## START Rows

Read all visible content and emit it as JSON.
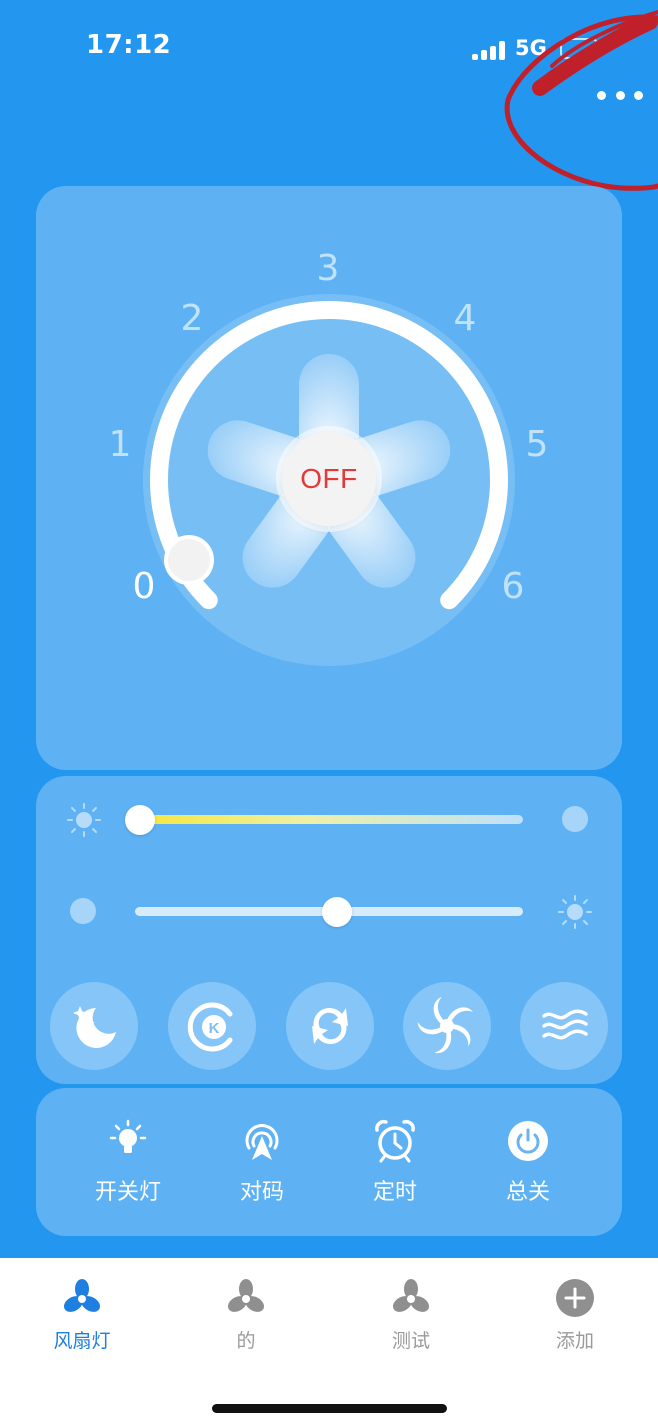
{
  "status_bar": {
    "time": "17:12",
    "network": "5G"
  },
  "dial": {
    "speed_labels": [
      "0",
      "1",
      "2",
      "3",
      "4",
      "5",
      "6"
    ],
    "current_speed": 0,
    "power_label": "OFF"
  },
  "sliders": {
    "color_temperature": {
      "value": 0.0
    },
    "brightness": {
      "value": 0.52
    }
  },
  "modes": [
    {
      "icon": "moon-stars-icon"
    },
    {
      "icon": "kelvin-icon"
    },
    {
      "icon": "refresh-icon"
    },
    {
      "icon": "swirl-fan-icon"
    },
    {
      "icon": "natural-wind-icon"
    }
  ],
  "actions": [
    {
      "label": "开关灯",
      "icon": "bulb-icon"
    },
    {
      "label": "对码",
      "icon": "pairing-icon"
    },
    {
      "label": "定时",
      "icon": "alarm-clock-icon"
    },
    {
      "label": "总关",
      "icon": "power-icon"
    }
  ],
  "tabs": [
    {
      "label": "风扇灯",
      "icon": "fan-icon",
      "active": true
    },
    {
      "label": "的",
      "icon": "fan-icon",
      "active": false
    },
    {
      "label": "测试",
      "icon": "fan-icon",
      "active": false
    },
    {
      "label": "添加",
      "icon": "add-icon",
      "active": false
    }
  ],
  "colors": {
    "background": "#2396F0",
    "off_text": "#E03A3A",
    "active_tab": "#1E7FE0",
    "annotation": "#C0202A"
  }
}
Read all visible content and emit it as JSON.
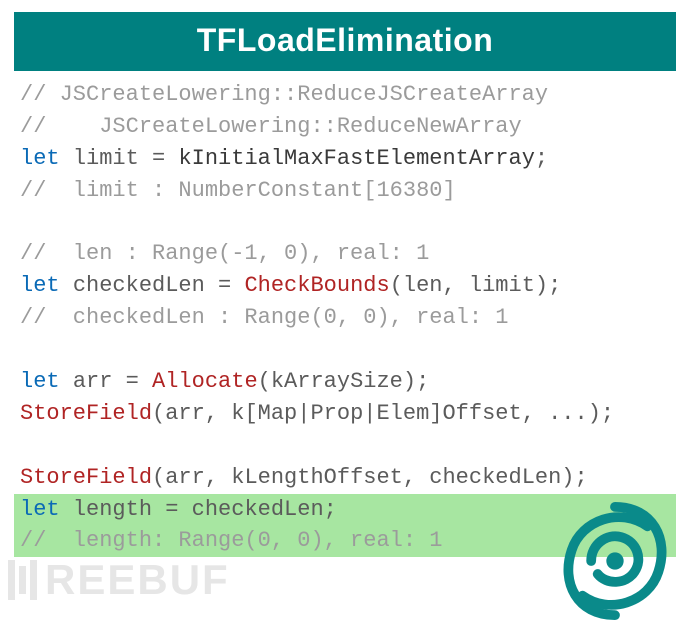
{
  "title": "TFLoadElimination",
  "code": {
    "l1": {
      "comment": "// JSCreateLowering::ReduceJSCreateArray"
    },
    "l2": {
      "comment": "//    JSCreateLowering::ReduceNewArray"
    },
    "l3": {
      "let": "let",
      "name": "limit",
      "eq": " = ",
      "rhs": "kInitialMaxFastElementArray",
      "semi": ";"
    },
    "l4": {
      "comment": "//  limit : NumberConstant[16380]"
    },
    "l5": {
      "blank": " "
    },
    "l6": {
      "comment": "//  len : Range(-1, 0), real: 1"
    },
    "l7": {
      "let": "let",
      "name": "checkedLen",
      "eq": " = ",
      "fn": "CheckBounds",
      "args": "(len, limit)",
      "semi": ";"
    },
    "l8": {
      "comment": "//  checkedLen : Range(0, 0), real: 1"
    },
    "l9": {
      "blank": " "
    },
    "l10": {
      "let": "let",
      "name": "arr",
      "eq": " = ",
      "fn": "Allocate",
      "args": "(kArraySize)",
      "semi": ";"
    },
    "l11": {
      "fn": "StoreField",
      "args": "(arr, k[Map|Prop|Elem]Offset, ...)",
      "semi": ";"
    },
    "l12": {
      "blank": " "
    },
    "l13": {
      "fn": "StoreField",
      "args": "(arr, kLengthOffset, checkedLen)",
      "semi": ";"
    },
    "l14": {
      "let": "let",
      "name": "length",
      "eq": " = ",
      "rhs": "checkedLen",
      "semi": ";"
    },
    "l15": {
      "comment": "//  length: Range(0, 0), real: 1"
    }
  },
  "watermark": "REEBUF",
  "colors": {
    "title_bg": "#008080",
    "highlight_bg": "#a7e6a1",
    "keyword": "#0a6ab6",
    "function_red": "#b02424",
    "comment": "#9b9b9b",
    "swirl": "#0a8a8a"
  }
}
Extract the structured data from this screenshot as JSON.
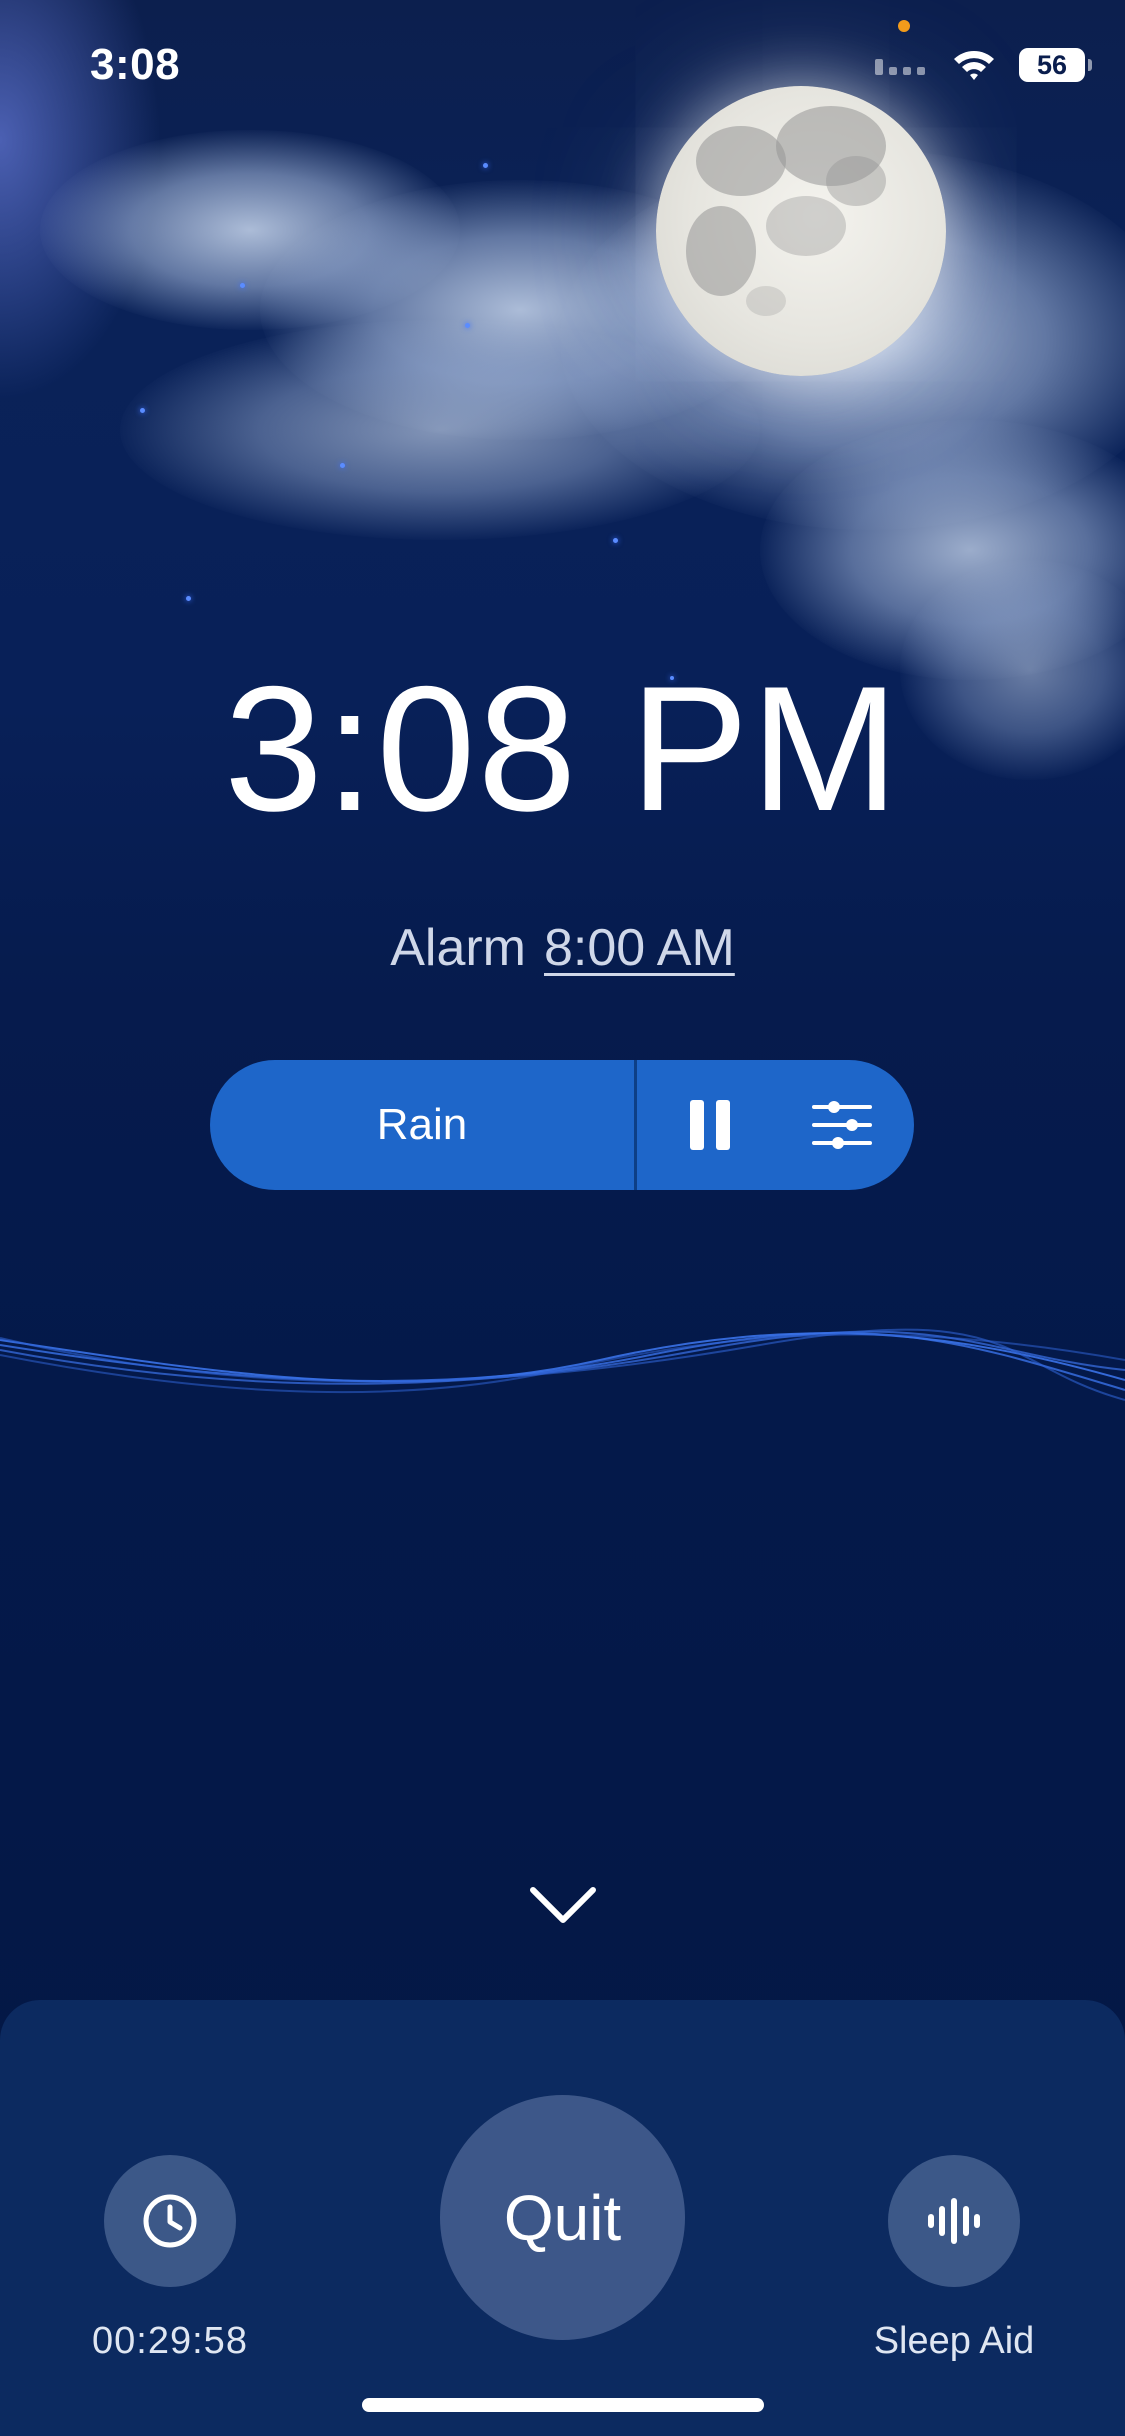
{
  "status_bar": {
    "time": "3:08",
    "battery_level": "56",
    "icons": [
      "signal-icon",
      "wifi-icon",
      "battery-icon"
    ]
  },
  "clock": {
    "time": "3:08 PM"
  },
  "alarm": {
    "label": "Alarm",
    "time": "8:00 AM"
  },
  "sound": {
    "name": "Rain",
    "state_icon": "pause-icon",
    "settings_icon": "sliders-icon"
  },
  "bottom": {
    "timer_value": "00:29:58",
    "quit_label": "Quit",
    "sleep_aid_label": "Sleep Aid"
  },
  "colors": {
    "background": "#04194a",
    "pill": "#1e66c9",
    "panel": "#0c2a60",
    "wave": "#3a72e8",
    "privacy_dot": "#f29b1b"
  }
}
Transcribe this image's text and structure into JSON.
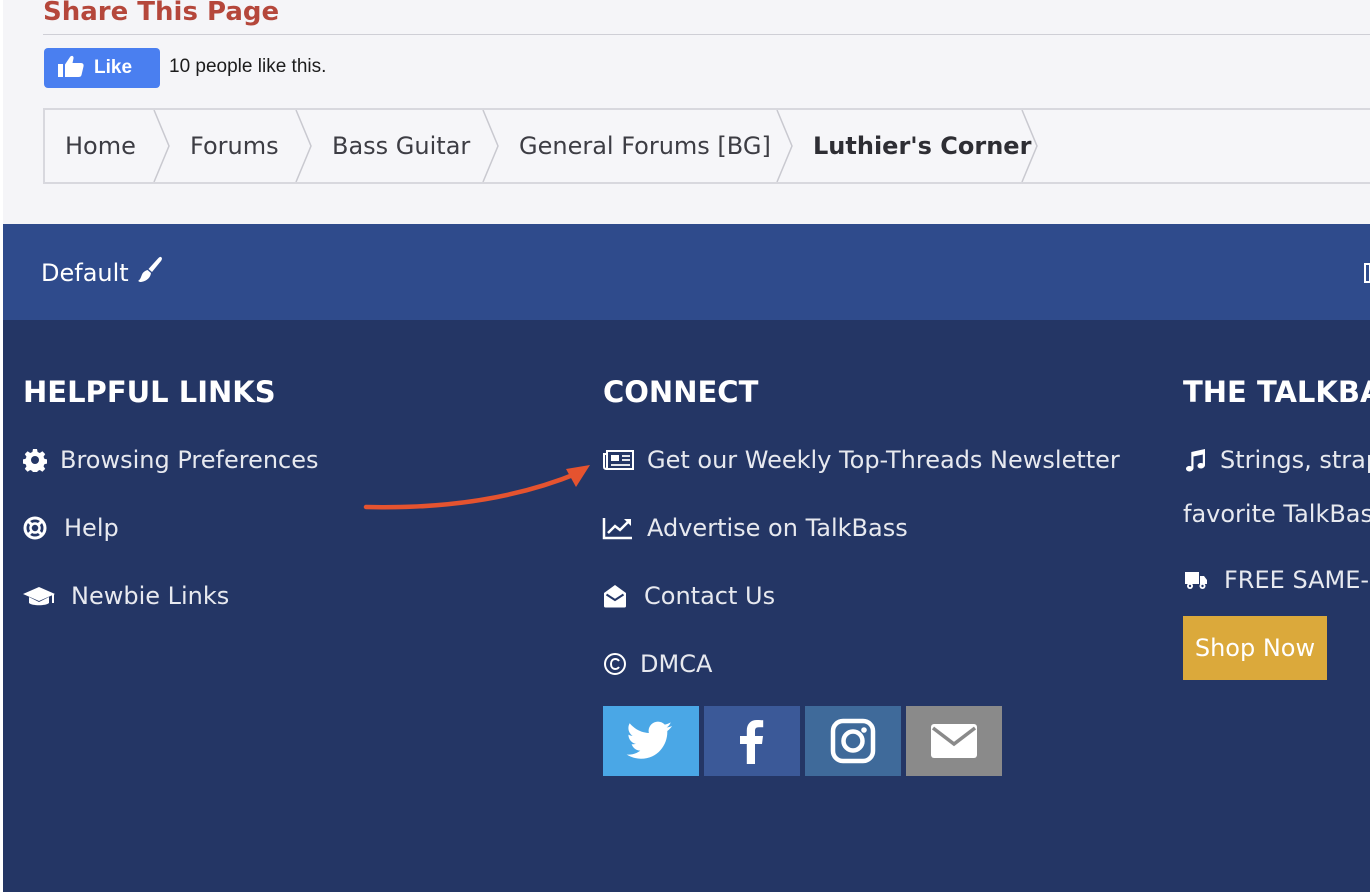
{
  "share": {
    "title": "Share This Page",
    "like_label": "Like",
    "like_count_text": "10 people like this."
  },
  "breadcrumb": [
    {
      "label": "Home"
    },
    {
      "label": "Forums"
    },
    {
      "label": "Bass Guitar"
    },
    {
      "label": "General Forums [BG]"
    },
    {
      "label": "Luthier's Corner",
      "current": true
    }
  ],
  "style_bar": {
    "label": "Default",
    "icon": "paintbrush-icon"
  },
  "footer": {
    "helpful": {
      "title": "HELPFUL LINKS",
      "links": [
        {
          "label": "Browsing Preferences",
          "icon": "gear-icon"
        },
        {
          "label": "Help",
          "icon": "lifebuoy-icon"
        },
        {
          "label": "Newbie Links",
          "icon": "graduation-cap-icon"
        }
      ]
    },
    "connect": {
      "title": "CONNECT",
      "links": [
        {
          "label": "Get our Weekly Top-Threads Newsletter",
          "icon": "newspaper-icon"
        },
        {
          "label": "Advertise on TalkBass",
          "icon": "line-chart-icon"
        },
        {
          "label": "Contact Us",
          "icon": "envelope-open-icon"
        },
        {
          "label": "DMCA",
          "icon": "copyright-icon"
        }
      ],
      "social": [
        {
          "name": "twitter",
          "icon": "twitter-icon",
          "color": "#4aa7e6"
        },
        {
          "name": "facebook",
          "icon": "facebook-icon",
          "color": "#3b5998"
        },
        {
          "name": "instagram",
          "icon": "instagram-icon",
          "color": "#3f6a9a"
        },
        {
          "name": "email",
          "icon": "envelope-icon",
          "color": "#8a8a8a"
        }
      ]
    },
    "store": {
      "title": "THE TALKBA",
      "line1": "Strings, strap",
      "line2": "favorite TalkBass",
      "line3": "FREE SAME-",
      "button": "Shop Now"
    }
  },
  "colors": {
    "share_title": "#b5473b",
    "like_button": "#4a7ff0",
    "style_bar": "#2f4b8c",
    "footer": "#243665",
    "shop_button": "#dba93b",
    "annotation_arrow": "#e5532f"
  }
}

## END Rows

• _Directions for this task_
Look through the lines above and collect those with the word "real".

• _Answer for this exercise_
      "comment": "//  len : Range(-1, 0), real: 1"
      "comment": "//  checkedLen : Range(0, 0), real: 1"
      "comment": "//  length: Range(0, 0), real: 1"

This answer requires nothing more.